## WRITTEN INSTRUCTION
Note each line that includes the word "this". Copy those lines.

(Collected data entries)
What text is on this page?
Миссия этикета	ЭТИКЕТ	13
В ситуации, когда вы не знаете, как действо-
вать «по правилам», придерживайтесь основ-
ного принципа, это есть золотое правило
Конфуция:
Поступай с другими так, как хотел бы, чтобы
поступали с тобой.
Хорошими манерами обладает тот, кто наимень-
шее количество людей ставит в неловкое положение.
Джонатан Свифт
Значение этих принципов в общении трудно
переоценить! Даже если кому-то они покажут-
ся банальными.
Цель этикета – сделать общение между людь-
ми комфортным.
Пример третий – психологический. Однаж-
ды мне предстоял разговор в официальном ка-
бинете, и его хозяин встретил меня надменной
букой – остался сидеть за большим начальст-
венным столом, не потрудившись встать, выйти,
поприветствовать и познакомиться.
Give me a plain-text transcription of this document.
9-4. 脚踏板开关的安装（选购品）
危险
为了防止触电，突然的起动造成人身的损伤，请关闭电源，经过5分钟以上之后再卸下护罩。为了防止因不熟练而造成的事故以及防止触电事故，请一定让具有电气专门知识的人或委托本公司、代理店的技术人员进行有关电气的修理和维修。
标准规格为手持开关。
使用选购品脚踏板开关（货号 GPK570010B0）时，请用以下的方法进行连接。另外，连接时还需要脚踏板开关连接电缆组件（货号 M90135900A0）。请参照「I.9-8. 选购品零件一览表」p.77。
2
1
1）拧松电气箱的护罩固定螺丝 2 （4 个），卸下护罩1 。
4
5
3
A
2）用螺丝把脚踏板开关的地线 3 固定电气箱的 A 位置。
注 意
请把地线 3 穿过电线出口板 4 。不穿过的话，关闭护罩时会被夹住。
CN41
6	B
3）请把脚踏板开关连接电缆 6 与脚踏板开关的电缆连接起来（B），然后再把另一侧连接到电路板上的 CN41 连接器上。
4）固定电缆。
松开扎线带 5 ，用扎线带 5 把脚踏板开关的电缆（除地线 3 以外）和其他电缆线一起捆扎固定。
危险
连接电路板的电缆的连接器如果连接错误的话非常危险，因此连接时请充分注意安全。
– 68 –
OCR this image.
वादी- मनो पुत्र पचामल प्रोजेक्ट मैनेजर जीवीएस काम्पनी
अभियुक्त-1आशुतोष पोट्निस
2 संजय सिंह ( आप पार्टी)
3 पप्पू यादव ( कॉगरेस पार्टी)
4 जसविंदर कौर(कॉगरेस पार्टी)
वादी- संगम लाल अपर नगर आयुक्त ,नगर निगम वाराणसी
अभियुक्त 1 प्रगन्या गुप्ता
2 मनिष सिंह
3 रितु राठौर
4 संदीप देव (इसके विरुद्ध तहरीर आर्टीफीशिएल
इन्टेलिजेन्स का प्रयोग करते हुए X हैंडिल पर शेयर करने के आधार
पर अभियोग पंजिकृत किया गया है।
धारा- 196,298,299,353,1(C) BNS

## PROBLEM SOLUTION
What text is on this page?
Give me a plain-text transcription of this document.
OCR this image.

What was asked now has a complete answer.